:: Problem statement ::
Note how many lines hold "根据实际需要取商的近似值" and report that number by itself.
-- START Records shown --
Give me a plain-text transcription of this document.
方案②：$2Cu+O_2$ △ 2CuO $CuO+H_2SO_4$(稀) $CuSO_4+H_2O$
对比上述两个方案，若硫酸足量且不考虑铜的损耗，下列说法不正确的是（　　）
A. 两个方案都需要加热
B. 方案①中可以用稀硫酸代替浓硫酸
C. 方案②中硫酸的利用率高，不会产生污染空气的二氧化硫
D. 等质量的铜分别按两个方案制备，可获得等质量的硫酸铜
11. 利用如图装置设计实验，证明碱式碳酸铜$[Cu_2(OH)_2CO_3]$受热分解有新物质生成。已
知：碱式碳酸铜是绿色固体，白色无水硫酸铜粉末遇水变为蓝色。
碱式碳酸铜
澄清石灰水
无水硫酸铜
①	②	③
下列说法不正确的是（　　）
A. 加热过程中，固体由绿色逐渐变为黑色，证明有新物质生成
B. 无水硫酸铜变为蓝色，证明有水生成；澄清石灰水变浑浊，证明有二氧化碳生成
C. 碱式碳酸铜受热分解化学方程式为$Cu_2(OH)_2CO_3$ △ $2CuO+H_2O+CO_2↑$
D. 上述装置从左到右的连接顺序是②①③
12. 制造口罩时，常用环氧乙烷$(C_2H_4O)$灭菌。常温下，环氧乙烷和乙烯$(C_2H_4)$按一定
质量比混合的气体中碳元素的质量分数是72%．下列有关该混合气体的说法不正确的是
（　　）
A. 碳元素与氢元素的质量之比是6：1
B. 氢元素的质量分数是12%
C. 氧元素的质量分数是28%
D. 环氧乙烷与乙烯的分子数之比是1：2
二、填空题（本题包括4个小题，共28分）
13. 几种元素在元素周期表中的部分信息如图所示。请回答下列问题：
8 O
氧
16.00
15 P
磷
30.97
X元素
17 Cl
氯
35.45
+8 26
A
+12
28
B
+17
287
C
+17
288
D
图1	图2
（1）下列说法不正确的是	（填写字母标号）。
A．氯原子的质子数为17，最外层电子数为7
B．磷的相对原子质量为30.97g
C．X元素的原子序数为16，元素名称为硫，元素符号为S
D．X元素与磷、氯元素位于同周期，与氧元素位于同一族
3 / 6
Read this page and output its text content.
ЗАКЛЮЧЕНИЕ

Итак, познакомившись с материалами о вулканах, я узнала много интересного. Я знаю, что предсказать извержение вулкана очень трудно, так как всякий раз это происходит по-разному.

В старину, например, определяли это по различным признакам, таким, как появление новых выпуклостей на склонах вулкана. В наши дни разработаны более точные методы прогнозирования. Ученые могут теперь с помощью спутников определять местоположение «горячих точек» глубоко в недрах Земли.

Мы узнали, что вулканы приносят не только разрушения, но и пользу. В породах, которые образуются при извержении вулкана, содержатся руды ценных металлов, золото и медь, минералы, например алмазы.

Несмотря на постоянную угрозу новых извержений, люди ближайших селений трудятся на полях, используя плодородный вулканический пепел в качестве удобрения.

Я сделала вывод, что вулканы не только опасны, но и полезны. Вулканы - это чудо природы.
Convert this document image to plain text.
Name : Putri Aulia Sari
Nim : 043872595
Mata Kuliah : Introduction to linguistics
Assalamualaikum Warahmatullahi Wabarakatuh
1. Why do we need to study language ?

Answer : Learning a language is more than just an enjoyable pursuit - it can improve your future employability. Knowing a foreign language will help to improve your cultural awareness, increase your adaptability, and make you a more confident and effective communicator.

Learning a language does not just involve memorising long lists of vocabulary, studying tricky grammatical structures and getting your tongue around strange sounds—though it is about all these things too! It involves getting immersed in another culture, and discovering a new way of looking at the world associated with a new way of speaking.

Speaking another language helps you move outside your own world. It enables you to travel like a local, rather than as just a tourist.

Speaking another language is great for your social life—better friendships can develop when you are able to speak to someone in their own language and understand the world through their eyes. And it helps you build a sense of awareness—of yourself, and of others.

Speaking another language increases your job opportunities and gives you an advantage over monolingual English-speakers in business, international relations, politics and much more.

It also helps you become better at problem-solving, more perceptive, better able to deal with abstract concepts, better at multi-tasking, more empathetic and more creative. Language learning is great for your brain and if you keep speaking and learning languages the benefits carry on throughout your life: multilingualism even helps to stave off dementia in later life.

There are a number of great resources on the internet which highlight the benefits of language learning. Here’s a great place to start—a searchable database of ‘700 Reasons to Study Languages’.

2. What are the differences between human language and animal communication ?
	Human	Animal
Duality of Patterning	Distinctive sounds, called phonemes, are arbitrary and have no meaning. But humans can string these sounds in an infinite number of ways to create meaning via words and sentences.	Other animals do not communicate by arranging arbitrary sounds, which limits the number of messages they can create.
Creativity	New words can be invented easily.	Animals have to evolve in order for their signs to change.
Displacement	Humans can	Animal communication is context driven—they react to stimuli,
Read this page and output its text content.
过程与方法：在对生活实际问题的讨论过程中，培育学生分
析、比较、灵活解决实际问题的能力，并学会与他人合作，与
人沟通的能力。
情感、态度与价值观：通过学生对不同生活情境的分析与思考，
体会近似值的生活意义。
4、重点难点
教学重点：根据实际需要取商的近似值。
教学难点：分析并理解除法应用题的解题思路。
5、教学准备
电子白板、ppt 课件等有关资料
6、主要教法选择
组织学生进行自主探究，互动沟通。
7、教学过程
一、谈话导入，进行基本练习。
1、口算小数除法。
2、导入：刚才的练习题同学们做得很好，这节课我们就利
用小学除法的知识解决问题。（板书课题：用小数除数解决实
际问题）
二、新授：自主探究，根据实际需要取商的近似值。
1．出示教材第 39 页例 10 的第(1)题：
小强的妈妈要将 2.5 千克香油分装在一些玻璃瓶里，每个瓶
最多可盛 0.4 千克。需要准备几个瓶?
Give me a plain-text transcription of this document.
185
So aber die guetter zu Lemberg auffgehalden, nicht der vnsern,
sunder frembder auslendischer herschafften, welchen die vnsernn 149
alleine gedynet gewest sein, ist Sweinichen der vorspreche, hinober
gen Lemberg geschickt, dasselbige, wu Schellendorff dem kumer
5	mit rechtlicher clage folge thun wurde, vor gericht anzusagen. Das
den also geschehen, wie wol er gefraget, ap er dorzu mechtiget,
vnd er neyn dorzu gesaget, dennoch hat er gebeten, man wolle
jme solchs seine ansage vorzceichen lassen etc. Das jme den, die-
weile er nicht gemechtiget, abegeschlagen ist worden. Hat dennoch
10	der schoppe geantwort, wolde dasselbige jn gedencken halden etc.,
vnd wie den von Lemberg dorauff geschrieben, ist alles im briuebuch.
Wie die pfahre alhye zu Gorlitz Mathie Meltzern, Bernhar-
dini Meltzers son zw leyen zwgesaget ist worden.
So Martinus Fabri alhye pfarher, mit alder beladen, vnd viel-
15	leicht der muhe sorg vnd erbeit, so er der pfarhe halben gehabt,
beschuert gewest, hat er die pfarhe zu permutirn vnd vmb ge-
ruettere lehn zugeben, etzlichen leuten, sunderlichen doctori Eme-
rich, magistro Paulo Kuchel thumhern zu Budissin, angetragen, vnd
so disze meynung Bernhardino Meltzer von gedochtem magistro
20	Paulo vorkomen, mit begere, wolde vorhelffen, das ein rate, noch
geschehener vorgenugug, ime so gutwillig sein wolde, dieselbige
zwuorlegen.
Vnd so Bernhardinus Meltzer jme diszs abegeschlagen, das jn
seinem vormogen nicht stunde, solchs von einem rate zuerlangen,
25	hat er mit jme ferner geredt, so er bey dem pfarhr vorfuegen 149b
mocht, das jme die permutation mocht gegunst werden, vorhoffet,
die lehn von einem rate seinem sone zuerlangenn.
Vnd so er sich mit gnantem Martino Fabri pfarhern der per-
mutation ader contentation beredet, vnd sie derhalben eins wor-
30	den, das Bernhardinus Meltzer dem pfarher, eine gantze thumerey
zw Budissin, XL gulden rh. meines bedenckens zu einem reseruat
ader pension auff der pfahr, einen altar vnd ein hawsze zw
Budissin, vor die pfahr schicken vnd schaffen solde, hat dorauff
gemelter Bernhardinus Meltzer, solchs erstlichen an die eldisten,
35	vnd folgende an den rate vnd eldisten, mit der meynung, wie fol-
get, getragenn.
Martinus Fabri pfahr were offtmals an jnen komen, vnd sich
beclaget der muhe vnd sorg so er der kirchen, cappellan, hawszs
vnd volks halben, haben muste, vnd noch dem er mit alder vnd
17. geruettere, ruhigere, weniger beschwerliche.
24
-- END Records shown --
:: The response ::
2